--- Requirements ---
In the material below, find all lines with the string "Match" and copy them.

START Information shown

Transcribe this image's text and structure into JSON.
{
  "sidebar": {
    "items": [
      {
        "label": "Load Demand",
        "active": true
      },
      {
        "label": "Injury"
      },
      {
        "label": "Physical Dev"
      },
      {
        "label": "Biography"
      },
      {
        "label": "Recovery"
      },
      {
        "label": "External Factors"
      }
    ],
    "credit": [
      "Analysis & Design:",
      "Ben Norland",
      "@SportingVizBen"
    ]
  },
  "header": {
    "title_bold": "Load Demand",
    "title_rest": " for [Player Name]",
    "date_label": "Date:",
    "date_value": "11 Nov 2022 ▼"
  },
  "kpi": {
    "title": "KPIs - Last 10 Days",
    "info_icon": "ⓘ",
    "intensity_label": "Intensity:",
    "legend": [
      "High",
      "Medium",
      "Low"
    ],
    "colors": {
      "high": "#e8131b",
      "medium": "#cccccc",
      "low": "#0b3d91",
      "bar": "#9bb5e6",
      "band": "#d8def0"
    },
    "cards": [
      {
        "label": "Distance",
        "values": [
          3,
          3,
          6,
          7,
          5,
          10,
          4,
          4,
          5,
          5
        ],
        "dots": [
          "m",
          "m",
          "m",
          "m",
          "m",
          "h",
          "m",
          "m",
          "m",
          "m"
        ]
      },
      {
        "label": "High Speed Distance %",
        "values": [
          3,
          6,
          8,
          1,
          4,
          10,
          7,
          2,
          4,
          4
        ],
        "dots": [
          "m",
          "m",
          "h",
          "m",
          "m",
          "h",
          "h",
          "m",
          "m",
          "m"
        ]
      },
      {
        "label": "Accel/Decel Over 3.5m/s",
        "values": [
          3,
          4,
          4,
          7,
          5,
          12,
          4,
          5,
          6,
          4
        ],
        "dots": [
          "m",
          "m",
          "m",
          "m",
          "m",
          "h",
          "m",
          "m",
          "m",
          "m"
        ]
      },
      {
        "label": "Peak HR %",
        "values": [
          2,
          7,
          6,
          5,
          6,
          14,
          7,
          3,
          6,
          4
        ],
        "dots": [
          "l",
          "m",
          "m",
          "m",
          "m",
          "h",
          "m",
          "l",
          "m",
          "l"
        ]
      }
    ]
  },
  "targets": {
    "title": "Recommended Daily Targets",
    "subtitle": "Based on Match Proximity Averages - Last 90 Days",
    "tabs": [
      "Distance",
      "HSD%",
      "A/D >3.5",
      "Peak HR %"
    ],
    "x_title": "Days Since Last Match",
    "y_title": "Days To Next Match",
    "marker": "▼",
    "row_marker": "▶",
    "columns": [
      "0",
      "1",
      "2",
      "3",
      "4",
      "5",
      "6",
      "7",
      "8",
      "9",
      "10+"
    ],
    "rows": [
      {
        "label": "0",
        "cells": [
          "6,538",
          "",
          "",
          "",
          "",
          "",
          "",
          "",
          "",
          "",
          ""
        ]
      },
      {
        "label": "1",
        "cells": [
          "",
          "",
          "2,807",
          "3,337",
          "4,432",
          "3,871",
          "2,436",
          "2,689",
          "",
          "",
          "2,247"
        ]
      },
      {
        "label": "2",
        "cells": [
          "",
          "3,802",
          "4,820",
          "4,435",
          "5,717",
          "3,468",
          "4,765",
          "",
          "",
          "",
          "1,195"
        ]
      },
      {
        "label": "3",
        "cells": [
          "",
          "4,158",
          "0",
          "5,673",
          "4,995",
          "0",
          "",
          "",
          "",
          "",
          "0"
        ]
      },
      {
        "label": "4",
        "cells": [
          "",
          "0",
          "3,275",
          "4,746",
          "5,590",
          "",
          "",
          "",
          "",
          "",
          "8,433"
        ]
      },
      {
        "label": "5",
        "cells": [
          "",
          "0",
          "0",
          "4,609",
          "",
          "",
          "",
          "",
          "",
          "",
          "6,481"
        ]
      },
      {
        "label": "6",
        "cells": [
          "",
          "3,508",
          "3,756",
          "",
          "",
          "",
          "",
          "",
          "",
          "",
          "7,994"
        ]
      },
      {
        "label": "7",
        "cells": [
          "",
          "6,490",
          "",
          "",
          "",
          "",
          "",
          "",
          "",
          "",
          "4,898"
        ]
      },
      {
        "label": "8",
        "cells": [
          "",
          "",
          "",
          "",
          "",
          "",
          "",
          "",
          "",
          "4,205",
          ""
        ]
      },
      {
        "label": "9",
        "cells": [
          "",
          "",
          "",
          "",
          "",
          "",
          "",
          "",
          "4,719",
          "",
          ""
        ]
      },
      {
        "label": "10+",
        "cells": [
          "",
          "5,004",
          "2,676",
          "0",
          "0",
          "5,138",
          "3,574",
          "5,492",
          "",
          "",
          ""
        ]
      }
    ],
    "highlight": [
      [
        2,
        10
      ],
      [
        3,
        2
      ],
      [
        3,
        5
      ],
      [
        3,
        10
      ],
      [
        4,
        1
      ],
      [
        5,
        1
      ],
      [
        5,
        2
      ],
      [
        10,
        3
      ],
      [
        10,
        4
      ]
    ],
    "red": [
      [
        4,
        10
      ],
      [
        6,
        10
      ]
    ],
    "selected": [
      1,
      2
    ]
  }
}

END Information shown
START Information shown

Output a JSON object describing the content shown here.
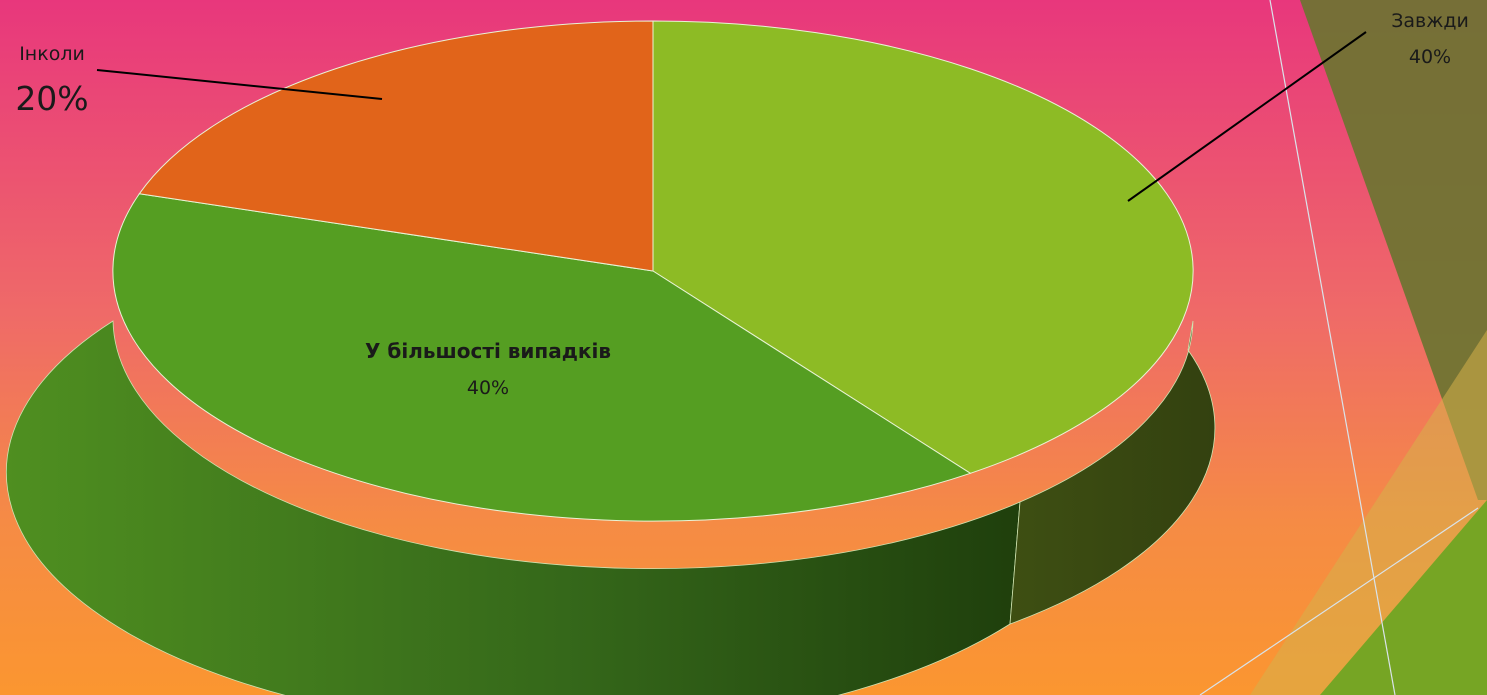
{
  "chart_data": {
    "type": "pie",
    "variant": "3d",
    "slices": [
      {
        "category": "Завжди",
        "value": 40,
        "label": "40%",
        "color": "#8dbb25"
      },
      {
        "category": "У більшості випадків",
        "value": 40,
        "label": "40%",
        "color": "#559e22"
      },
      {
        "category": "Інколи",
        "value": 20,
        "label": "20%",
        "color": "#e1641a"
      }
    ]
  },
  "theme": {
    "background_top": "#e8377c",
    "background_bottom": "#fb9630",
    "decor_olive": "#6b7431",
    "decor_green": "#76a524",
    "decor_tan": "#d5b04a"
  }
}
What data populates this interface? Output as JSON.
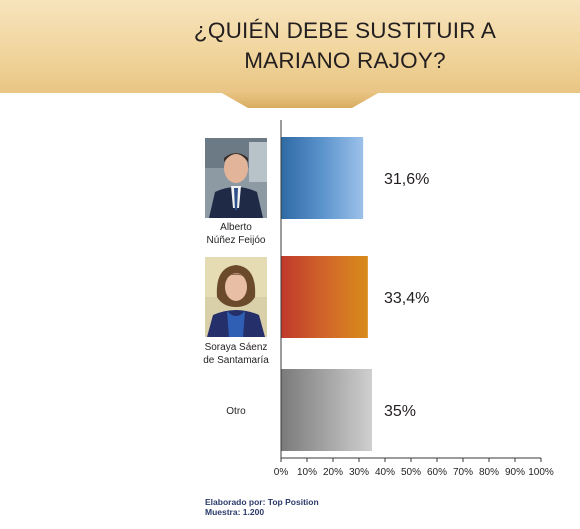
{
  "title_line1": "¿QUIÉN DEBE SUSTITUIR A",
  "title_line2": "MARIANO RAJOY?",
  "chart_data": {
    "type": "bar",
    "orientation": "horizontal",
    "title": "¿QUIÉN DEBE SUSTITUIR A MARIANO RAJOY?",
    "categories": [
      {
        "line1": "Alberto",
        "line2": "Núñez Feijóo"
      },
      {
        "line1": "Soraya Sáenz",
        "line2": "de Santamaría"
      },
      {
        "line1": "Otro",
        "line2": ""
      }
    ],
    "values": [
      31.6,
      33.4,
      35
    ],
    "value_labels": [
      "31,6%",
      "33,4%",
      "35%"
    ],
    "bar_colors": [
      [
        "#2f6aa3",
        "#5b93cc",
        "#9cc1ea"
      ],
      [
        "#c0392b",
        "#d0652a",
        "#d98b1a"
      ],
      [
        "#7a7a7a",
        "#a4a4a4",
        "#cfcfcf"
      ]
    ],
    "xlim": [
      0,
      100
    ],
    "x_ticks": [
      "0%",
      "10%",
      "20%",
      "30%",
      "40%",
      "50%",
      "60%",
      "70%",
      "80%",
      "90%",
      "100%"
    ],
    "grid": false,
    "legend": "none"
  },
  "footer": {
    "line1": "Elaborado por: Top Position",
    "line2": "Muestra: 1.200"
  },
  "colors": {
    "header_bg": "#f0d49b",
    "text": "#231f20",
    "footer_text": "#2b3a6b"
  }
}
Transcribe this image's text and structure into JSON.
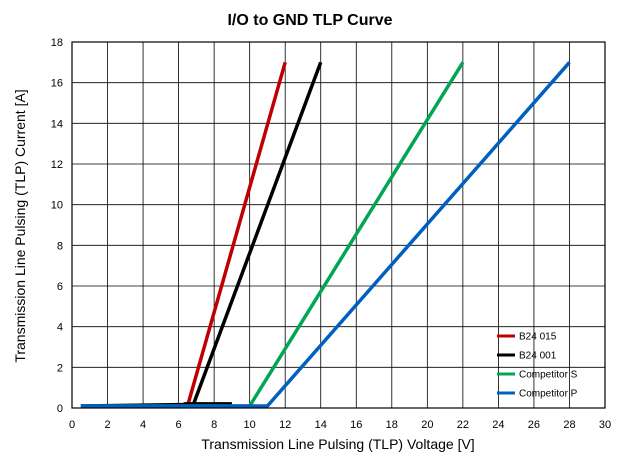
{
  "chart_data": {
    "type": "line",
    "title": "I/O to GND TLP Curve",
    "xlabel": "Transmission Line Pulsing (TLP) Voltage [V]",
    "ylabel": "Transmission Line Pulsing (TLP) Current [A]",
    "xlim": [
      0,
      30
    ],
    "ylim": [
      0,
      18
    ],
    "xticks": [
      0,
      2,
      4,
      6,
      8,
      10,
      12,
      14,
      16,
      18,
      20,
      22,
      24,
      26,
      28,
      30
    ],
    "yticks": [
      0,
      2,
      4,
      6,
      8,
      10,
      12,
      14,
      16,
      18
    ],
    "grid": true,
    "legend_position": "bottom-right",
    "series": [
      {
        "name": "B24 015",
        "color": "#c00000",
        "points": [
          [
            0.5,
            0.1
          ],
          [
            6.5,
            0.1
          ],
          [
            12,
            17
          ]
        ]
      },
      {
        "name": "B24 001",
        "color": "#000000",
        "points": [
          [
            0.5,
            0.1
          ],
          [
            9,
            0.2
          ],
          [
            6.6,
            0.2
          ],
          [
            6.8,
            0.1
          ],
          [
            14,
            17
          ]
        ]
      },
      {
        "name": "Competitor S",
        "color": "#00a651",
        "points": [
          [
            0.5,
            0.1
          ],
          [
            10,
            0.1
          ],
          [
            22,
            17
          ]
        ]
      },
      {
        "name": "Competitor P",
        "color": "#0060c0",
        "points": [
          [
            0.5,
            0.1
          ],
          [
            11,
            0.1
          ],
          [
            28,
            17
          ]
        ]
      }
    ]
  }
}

END Information shown
START Information shown

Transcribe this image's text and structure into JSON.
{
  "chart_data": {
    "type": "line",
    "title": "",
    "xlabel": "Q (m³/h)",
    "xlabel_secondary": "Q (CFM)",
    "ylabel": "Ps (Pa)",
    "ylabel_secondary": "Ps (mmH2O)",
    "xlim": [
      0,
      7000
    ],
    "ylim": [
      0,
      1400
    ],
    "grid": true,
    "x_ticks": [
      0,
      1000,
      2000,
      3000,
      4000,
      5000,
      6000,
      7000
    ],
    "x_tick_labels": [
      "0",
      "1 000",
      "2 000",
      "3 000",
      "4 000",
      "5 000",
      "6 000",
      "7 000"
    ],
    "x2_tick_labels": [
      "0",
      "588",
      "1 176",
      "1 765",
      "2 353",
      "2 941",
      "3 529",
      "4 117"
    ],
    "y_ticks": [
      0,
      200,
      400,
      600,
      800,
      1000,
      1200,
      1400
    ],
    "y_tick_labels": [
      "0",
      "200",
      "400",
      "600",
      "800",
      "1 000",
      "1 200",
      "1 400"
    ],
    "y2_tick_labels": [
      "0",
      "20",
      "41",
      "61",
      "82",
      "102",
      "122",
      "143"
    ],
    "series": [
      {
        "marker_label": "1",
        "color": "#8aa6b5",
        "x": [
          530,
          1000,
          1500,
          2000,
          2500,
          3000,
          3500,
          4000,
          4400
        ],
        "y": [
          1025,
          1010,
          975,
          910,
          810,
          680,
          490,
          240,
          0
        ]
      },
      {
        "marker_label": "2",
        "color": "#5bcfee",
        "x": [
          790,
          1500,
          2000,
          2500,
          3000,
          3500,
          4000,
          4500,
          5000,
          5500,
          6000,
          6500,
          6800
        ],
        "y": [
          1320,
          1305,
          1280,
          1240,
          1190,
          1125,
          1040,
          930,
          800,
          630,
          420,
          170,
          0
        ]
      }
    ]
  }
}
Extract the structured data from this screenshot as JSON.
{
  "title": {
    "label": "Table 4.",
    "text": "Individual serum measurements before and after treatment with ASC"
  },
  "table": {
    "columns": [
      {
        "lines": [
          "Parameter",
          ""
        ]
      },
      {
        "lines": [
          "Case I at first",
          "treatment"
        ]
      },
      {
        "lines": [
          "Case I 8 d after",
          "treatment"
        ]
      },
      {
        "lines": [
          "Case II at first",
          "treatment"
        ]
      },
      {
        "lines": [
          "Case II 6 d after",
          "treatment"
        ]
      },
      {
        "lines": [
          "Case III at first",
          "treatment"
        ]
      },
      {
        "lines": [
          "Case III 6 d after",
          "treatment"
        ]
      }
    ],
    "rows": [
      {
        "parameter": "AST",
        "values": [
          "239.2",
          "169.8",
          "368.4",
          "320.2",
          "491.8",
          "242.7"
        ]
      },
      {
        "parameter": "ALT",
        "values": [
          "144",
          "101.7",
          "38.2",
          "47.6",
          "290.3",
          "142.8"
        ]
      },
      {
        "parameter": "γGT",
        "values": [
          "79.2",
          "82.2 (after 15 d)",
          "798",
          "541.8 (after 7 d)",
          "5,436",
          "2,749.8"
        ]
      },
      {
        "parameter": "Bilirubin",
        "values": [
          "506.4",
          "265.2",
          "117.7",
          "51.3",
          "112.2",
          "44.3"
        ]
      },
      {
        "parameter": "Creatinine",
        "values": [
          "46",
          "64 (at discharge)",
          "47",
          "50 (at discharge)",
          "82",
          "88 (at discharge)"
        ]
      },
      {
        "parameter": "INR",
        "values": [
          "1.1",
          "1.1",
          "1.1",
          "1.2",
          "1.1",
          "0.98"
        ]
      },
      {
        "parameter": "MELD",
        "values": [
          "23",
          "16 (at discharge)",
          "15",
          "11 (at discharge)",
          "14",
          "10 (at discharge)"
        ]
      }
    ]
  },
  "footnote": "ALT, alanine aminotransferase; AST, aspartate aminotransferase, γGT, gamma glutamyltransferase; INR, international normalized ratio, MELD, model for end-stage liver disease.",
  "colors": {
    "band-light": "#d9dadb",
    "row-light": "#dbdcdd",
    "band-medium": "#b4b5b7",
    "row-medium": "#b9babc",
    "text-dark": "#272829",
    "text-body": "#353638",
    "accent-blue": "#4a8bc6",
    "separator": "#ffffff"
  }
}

END Information shown

--- The completed task ---
    "subtitle": "Based on Match Proximity Averages - Last 90 Days",
    "x_title": "Days Since Last Match",
    "y_title": "Days To Next Match",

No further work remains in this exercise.